_REQUIRED WORK_
Copy the listing below in full and skip every picture.

--- begin MATERIAL SHOWN ---

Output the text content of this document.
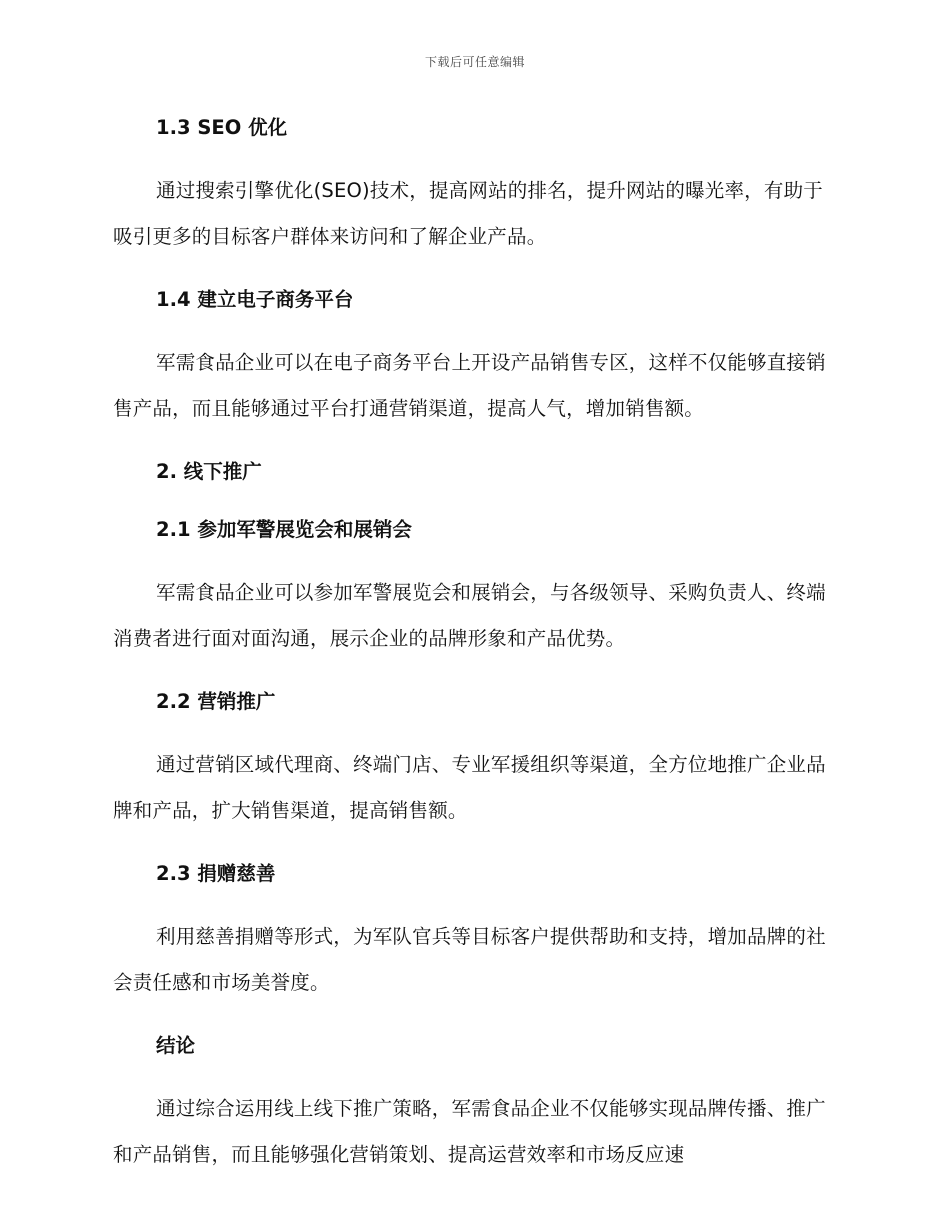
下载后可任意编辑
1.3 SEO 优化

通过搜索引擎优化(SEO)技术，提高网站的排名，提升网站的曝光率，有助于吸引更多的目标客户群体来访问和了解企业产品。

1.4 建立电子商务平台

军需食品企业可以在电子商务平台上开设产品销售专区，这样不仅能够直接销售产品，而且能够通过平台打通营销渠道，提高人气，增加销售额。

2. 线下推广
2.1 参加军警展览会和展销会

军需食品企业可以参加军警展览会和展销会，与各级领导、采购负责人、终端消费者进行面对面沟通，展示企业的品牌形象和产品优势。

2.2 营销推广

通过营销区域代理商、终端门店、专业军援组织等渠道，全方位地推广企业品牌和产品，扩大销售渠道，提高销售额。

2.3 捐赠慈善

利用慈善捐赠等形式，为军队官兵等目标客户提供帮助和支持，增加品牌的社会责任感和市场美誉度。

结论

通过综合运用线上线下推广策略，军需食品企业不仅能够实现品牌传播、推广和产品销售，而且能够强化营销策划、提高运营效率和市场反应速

--- end MATERIAL SHOWN ---

_CORRECT OUTPUT_
Output the text content of this document.
下载后可任意编辑
1.3 SEO 优化

通过搜索引擎优化(SEO)技术，提高网站的排名，提升网站的曝光率，有助于吸引更多的目标客户群体来访问和了解企业产品。

1.4 建立电子商务平台

军需食品企业可以在电子商务平台上开设产品销售专区，这样不仅能够直接销售产品，而且能够通过平台打通营销渠道，提高人气，增加销售额。

2. 线下推广
2.1 参加军警展览会和展销会

军需食品企业可以参加军警展览会和展销会，与各级领导、采购负责人、终端消费者进行面对面沟通，展示企业的品牌形象和产品优势。

2.2 营销推广

通过营销区域代理商、终端门店、专业军援组织等渠道，全方位地推广企业品牌和产品，扩大销售渠道，提高销售额。

2.3 捐赠慈善

利用慈善捐赠等形式，为军队官兵等目标客户提供帮助和支持，增加品牌的社会责任感和市场美誉度。

结论

通过综合运用线上线下推广策略，军需食品企业不仅能够实现品牌传播、推广和产品销售，而且能够强化营销策划、提高运营效率和市场反应速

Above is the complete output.